-- START --

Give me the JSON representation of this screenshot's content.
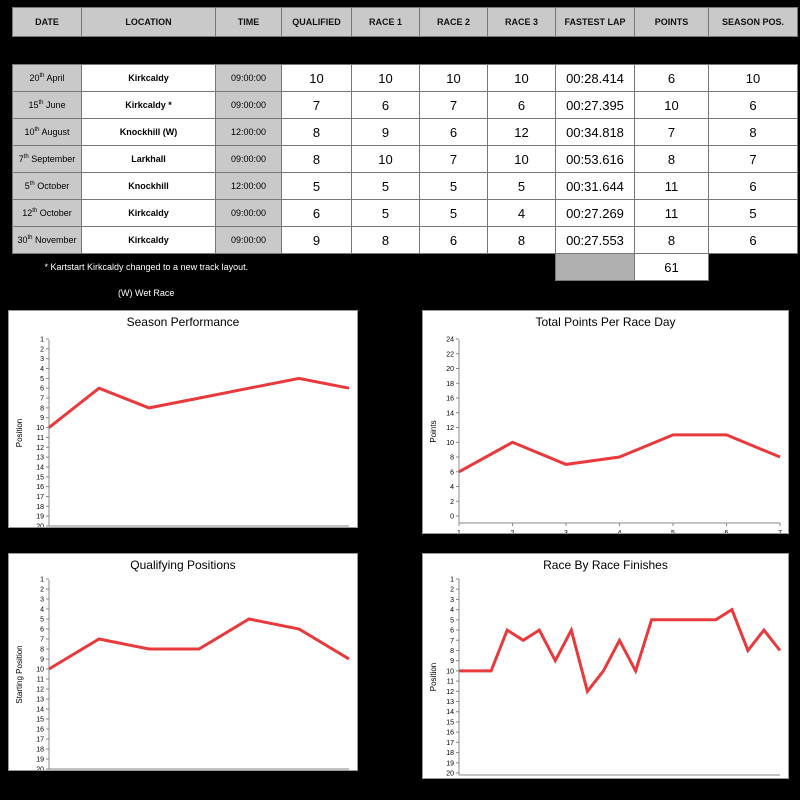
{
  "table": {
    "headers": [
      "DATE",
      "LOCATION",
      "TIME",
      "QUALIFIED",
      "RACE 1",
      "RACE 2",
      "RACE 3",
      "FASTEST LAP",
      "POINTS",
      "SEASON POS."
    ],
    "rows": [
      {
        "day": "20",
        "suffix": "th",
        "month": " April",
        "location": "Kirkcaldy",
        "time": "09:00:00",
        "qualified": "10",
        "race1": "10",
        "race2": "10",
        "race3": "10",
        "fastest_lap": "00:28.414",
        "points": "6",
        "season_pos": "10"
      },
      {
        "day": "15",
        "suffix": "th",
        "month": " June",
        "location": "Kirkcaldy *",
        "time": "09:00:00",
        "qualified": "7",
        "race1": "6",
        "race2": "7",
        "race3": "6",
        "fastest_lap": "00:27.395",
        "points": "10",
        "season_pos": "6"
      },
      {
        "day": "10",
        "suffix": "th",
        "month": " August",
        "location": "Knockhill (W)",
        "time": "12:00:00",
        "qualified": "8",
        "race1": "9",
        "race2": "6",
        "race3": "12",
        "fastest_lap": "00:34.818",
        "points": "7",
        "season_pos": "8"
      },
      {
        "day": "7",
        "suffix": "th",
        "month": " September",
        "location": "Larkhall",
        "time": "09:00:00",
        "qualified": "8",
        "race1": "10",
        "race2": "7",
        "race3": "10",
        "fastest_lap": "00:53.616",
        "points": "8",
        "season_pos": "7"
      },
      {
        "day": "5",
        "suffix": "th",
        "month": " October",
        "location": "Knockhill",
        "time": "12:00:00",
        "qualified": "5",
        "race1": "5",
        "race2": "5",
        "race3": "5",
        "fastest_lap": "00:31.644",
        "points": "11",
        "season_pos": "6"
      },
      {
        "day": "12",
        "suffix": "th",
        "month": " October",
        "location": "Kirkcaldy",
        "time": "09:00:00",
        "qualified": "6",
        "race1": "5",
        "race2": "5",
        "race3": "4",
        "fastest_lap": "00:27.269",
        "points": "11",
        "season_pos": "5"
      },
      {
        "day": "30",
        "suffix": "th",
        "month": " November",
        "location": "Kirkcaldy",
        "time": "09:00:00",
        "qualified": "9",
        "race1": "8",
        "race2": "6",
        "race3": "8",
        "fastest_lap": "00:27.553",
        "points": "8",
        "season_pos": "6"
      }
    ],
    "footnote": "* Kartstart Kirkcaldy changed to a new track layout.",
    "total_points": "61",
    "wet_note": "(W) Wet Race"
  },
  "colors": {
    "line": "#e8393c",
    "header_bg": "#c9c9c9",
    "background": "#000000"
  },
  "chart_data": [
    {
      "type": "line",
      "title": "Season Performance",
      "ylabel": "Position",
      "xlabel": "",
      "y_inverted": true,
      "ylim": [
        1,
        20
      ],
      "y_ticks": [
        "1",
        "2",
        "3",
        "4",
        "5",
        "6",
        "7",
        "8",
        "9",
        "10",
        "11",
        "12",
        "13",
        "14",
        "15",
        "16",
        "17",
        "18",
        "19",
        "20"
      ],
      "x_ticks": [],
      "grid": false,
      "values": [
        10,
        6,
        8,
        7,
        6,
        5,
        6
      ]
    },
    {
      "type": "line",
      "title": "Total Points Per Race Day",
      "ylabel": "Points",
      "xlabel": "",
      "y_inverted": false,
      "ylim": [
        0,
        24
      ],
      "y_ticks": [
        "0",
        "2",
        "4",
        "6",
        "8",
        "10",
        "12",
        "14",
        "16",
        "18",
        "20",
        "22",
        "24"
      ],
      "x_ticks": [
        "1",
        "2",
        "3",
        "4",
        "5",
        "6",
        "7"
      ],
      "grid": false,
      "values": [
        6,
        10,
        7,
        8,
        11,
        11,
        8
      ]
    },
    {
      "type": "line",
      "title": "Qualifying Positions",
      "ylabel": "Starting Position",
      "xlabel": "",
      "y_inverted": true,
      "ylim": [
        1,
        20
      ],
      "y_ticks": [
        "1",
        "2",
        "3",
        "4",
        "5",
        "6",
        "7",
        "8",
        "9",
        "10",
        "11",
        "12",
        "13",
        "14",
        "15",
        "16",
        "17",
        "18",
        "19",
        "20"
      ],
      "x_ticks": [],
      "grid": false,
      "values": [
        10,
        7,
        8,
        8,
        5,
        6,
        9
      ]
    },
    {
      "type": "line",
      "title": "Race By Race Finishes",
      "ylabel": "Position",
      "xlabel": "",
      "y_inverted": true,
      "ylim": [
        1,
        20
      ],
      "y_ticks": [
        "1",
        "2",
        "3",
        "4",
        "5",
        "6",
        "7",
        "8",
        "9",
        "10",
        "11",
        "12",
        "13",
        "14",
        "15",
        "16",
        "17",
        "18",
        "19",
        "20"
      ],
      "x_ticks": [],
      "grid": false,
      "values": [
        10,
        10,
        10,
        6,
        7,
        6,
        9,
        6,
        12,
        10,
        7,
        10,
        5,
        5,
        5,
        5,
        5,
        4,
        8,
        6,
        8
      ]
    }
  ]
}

-- END --

_Goal:_ Each record above should come back exactly the same, only without its pictures.

_In response:_
Give me the JSON representation of this screenshot's content.
{
  "table": {
    "headers": [
      "DATE",
      "LOCATION",
      "TIME",
      "QUALIFIED",
      "RACE 1",
      "RACE 2",
      "RACE 3",
      "FASTEST LAP",
      "POINTS",
      "SEASON POS."
    ],
    "rows": [
      {
        "day": "20",
        "suffix": "th",
        "month": " April",
        "location": "Kirkcaldy",
        "time": "09:00:00",
        "qualified": "10",
        "race1": "10",
        "race2": "10",
        "race3": "10",
        "fastest_lap": "00:28.414",
        "points": "6",
        "season_pos": "10"
      },
      {
        "day": "15",
        "suffix": "th",
        "month": " June",
        "location": "Kirkcaldy *",
        "time": "09:00:00",
        "qualified": "7",
        "race1": "6",
        "race2": "7",
        "race3": "6",
        "fastest_lap": "00:27.395",
        "points": "10",
        "season_pos": "6"
      },
      {
        "day": "10",
        "suffix": "th",
        "month": " August",
        "location": "Knockhill (W)",
        "time": "12:00:00",
        "qualified": "8",
        "race1": "9",
        "race2": "6",
        "race3": "12",
        "fastest_lap": "00:34.818",
        "points": "7",
        "season_pos": "8"
      },
      {
        "day": "7",
        "suffix": "th",
        "month": " September",
        "location": "Larkhall",
        "time": "09:00:00",
        "qualified": "8",
        "race1": "10",
        "race2": "7",
        "race3": "10",
        "fastest_lap": "00:53.616",
        "points": "8",
        "season_pos": "7"
      },
      {
        "day": "5",
        "suffix": "th",
        "month": " October",
        "location": "Knockhill",
        "time": "12:00:00",
        "qualified": "5",
        "race1": "5",
        "race2": "5",
        "race3": "5",
        "fastest_lap": "00:31.644",
        "points": "11",
        "season_pos": "6"
      },
      {
        "day": "12",
        "suffix": "th",
        "month": " October",
        "location": "Kirkcaldy",
        "time": "09:00:00",
        "qualified": "6",
        "race1": "5",
        "race2": "5",
        "race3": "4",
        "fastest_lap": "00:27.269",
        "points": "11",
        "season_pos": "5"
      },
      {
        "day": "30",
        "suffix": "th",
        "month": " November",
        "location": "Kirkcaldy",
        "time": "09:00:00",
        "qualified": "9",
        "race1": "8",
        "race2": "6",
        "race3": "8",
        "fastest_lap": "00:27.553",
        "points": "8",
        "season_pos": "6"
      }
    ],
    "footnote": "* Kartstart Kirkcaldy changed to a new track layout.",
    "total_points": "61",
    "wet_note": "(W) Wet Race"
  },
  "colors": {
    "line": "#e8393c",
    "header_bg": "#c9c9c9",
    "background": "#000000"
  },
  "chart_data": [
    {
      "type": "line",
      "title": "Season Performance",
      "ylabel": "Position",
      "xlabel": "",
      "y_inverted": true,
      "ylim": [
        1,
        20
      ],
      "y_ticks": [
        "1",
        "2",
        "3",
        "4",
        "5",
        "6",
        "7",
        "8",
        "9",
        "10",
        "11",
        "12",
        "13",
        "14",
        "15",
        "16",
        "17",
        "18",
        "19",
        "20"
      ],
      "x_ticks": [],
      "grid": false,
      "values": [
        10,
        6,
        8,
        7,
        6,
        5,
        6
      ]
    },
    {
      "type": "line",
      "title": "Total Points Per Race Day",
      "ylabel": "Points",
      "xlabel": "",
      "y_inverted": false,
      "ylim": [
        0,
        24
      ],
      "y_ticks": [
        "0",
        "2",
        "4",
        "6",
        "8",
        "10",
        "12",
        "14",
        "16",
        "18",
        "20",
        "22",
        "24"
      ],
      "x_ticks": [
        "1",
        "2",
        "3",
        "4",
        "5",
        "6",
        "7"
      ],
      "grid": false,
      "values": [
        6,
        10,
        7,
        8,
        11,
        11,
        8
      ]
    },
    {
      "type": "line",
      "title": "Qualifying Positions",
      "ylabel": "Starting Position",
      "xlabel": "",
      "y_inverted": true,
      "ylim": [
        1,
        20
      ],
      "y_ticks": [
        "1",
        "2",
        "3",
        "4",
        "5",
        "6",
        "7",
        "8",
        "9",
        "10",
        "11",
        "12",
        "13",
        "14",
        "15",
        "16",
        "17",
        "18",
        "19",
        "20"
      ],
      "x_ticks": [],
      "grid": false,
      "values": [
        10,
        7,
        8,
        8,
        5,
        6,
        9
      ]
    },
    {
      "type": "line",
      "title": "Race By Race Finishes",
      "ylabel": "Position",
      "xlabel": "",
      "y_inverted": true,
      "ylim": [
        1,
        20
      ],
      "y_ticks": [
        "1",
        "2",
        "3",
        "4",
        "5",
        "6",
        "7",
        "8",
        "9",
        "10",
        "11",
        "12",
        "13",
        "14",
        "15",
        "16",
        "17",
        "18",
        "19",
        "20"
      ],
      "x_ticks": [],
      "grid": false,
      "values": [
        10,
        10,
        10,
        6,
        7,
        6,
        9,
        6,
        12,
        10,
        7,
        10,
        5,
        5,
        5,
        5,
        5,
        4,
        8,
        6,
        8
      ]
    }
  ]
}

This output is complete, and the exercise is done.